Reproduce the stretch of lines from the one containing "bar (584, 548, 598, 649)" through the one containing "bar (838, 305, 851, 649)", both included, with nothing else.

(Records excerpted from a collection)
━━━━━━━━━━━━━━━━━━━━━━━━━━━━━━
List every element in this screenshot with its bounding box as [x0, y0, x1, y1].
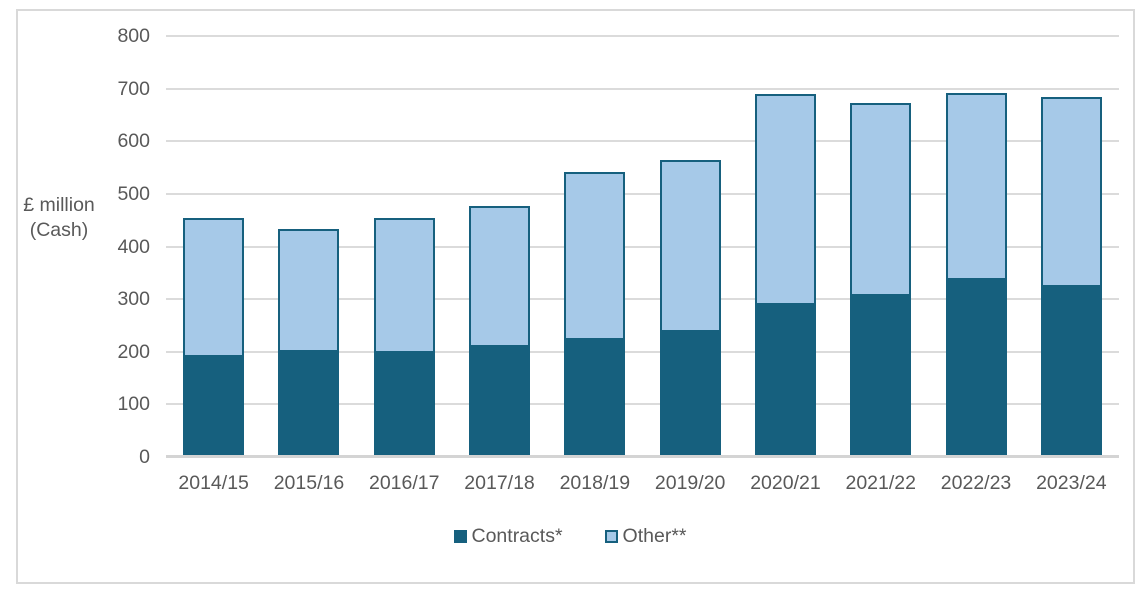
bars-layer: [166, 36, 1119, 457]
legend-label: Contracts*: [471, 525, 563, 547]
y-tick-label-300: 300: [117, 288, 150, 311]
x-tick-label-2022/23: 2022/23: [940, 472, 1012, 494]
bar-segment-contracts: [185, 354, 243, 455]
bar-segment-other: [661, 161, 719, 331]
y-axis-tick-labels: 0 100 200 300 400 500 600 700 800: [0, 0, 160, 594]
x-axis-tick-labels: 2014/15 2015/16 2016/17 2017/18 2018/19 2019/…: [166, 470, 1119, 496]
bar-segment-other: [185, 220, 243, 355]
y-tick-label-100: 100: [117, 393, 150, 416]
bar-2021/22: [850, 102, 912, 457]
y-tick-label-400: 400: [117, 235, 150, 258]
bar-2019/20: [659, 159, 721, 457]
bar-segment-contracts: [566, 338, 624, 455]
y-tick-label-700: 700: [117, 77, 150, 100]
bar-slot: [166, 36, 261, 457]
legend: Contracts* Other**: [0, 524, 1140, 548]
legend-item-Contracts: Contracts*: [453, 524, 563, 548]
bar-slot: [261, 36, 356, 457]
gridline-500: [166, 192, 1119, 195]
legend-label: Other**: [622, 525, 687, 547]
bar-segment-contracts: [1042, 284, 1100, 455]
bar-segment-other: [852, 104, 910, 295]
x-tick-label-2019/20: 2019/20: [654, 472, 726, 494]
x-tick-label-2021/22: 2021/22: [845, 472, 916, 494]
gridline-600: [166, 140, 1119, 143]
bar-slot: [833, 36, 928, 457]
y-tick-label-600: 600: [117, 130, 150, 153]
bar-2017/18: [469, 205, 531, 457]
bar-segment-contracts: [756, 302, 814, 455]
bar-2018/19: [564, 171, 626, 457]
bar-2020/21: [754, 93, 816, 457]
bar-segment-other: [1042, 99, 1100, 285]
bar-2022/23: [945, 93, 1007, 457]
bar-2014/15: [183, 218, 245, 457]
y-tick-label-200: 200: [117, 340, 150, 363]
x-tick-label-2014/15: 2014/15: [178, 472, 249, 494]
bar-slot: [452, 36, 547, 457]
bar-segment-contracts: [280, 350, 338, 455]
legend-marker-icon: [604, 529, 618, 543]
gridline-800: [166, 35, 1119, 37]
bar-segment-other: [280, 231, 338, 351]
bar-slot: [1024, 36, 1119, 457]
x-tick-label-2023/24: 2023/24: [1036, 472, 1107, 494]
x-tick-label-2015/16: 2015/16: [273, 472, 345, 494]
y-axis-title: £ million (Cash): [8, 193, 110, 243]
bar-2015/16: [278, 229, 340, 457]
bar-segment-contracts: [947, 277, 1005, 455]
y-axis-title-line2: (Cash): [29, 219, 89, 241]
bar-segment-contracts: [375, 350, 433, 455]
y-axis-title-line1: £ million: [23, 194, 95, 216]
gridline-200: [166, 350, 1119, 353]
bar-segment-contracts: [852, 294, 910, 455]
gridline-300: [166, 298, 1119, 301]
y-tick-label-500: 500: [117, 182, 150, 205]
bar-slot: [643, 36, 738, 457]
x-tick-label-2020/21: 2020/21: [750, 472, 821, 494]
y-tick-label-800: 800: [117, 25, 150, 47]
x-axis-line: [166, 455, 1119, 458]
bar-segment-contracts: [661, 330, 719, 455]
bar-segment-contracts: [471, 345, 529, 455]
bar-slot: [547, 36, 642, 457]
bar-segment-other: [566, 173, 624, 339]
bar-slot: [928, 36, 1023, 457]
bar-segment-other: [375, 220, 433, 351]
bar-2023/24: [1040, 97, 1102, 457]
legend-item-Other: Other**: [604, 524, 687, 548]
gridline-100: [166, 403, 1119, 406]
bar-2016/17: [373, 218, 435, 457]
chart-outer-border: [16, 9, 1135, 584]
y-tick-label-0: 0: [139, 446, 150, 468]
x-tick-label-2017/18: 2017/18: [464, 472, 535, 494]
x-tick-label-2018/19: 2018/19: [559, 472, 631, 494]
bar-slot: [357, 36, 452, 457]
legend-marker-icon: [453, 529, 467, 543]
bar-segment-other: [947, 95, 1005, 278]
bar-slot: [738, 36, 833, 457]
bar-segment-other: [756, 95, 814, 303]
plot-area: [166, 35, 1119, 458]
x-tick-label-2016/17: 2016/17: [368, 472, 440, 494]
gridline-400: [166, 245, 1119, 248]
bar-segment-other: [471, 207, 529, 346]
gridline-700: [166, 87, 1119, 90]
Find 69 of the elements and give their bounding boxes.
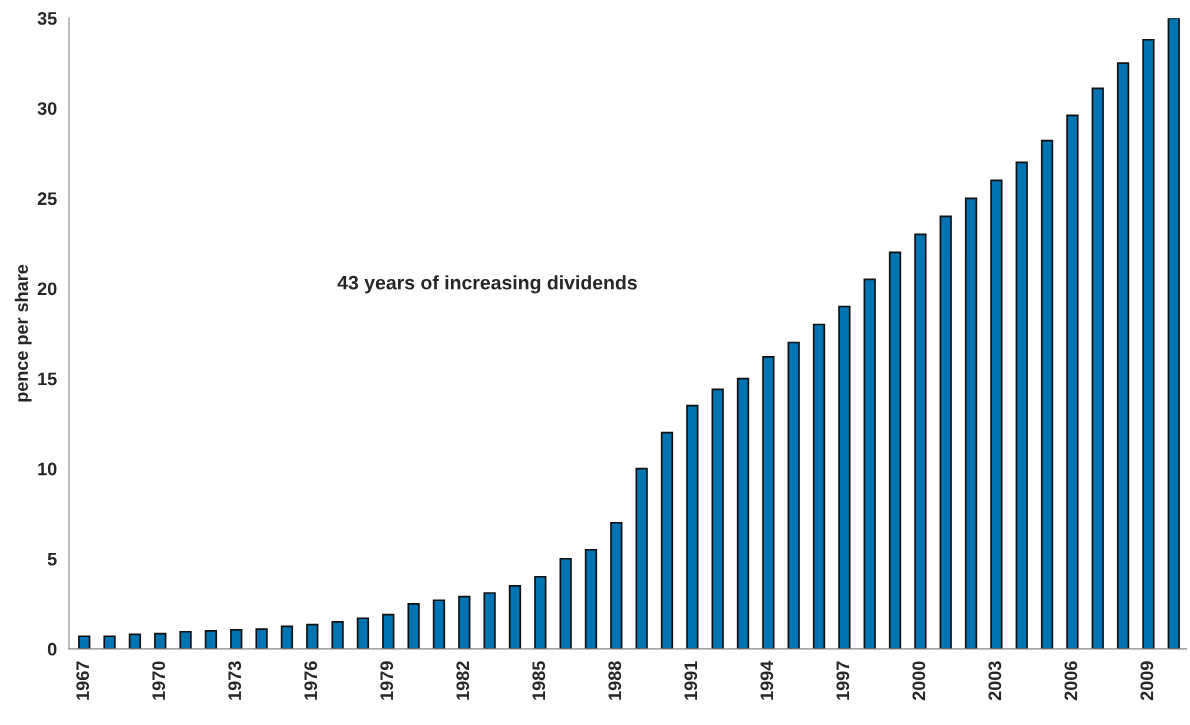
bar (584, 548, 598, 649)
bar (736, 377, 750, 649)
bar (230, 629, 243, 649)
y-tick-label: 5 (47, 552, 57, 566)
bar (103, 635, 116, 649)
x-tick-label: 1985 (532, 661, 546, 700)
x-tick-label: 1994 (760, 660, 774, 700)
bar (483, 592, 496, 649)
bar (610, 521, 623, 649)
bar (964, 197, 978, 649)
bar (432, 599, 446, 649)
bar (331, 621, 344, 649)
bar (1116, 62, 1130, 649)
bar (1015, 161, 1028, 649)
y-tick-label: 35 (37, 12, 57, 25)
bar (939, 215, 952, 649)
bar (711, 388, 724, 649)
bar (356, 617, 370, 649)
bar (838, 305, 851, 649)
x-tick-label: 2006 (1064, 661, 1078, 701)
x-tick-label: 1979 (380, 661, 394, 700)
y-tick-label: 15 (38, 372, 57, 386)
bar (534, 575, 547, 649)
bar (787, 341, 800, 649)
bar (812, 323, 826, 649)
bar (1066, 114, 1079, 649)
x-tick-label: 1976 (304, 661, 318, 700)
y-axis-title: pence per share (14, 264, 32, 402)
bar (154, 632, 167, 649)
bar (407, 602, 420, 649)
y-tick-label: 25 (37, 192, 57, 206)
bar (1091, 87, 1104, 649)
x-tick-label: 2003 (988, 661, 1002, 701)
bar (660, 431, 674, 649)
y-tick-label: 20 (37, 282, 57, 296)
bar (280, 625, 294, 649)
bar (128, 633, 142, 649)
bar (179, 630, 192, 649)
x-tick-label: 1967 (76, 661, 90, 700)
bar (255, 628, 268, 649)
annotation: 43 years of increasing dividends (337, 275, 637, 294)
bar (1167, 18, 1180, 649)
bar (914, 233, 927, 649)
bar (382, 613, 395, 649)
x-tick-label: 2009 (1140, 661, 1154, 701)
bar (888, 251, 902, 649)
y-tick-label: 0 (47, 642, 57, 656)
bar (762, 356, 775, 649)
bar (204, 630, 218, 649)
bar (686, 404, 699, 649)
x-tick-label: 1991 (684, 661, 698, 700)
bar (863, 278, 876, 649)
x-tick-label: 1970 (152, 661, 166, 700)
bar (306, 623, 319, 649)
bar (559, 557, 572, 649)
x-tick-label: 1982 (456, 661, 470, 700)
bar (508, 584, 522, 649)
y-tick-label: 30 (37, 102, 57, 115)
y-tick-label: 10 (38, 462, 57, 476)
bar (1040, 139, 1054, 649)
x-tick-label: 1997 (836, 661, 850, 700)
x-tick-label: 1988 (608, 661, 622, 700)
x-tick-label: 2000 (912, 661, 926, 701)
bar (458, 595, 471, 649)
bar (78, 635, 91, 649)
bar (990, 179, 1003, 649)
bar (1142, 38, 1155, 649)
x-tick-label: 1973 (228, 661, 242, 700)
bar (635, 467, 648, 649)
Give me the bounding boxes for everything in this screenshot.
━━━━━━━━━━━━━━━━━━━━━━━━━━━━━━
**RESULT BELOW:**
bar (584, 548, 598, 649)
bar (736, 377, 750, 649)
bar (230, 629, 243, 649)
y-tick-label: 5 (47, 552, 57, 566)
bar (103, 635, 116, 649)
x-tick-label: 1985 (532, 661, 546, 700)
x-tick-label: 1994 (760, 660, 774, 700)
bar (483, 592, 496, 649)
bar (610, 521, 623, 649)
bar (964, 197, 978, 649)
bar (432, 599, 446, 649)
bar (331, 621, 344, 649)
bar (1116, 62, 1130, 649)
bar (1015, 161, 1028, 649)
y-tick-label: 35 (37, 12, 57, 25)
bar (939, 215, 952, 649)
bar (711, 388, 724, 649)
bar (356, 617, 370, 649)
bar (838, 305, 851, 649)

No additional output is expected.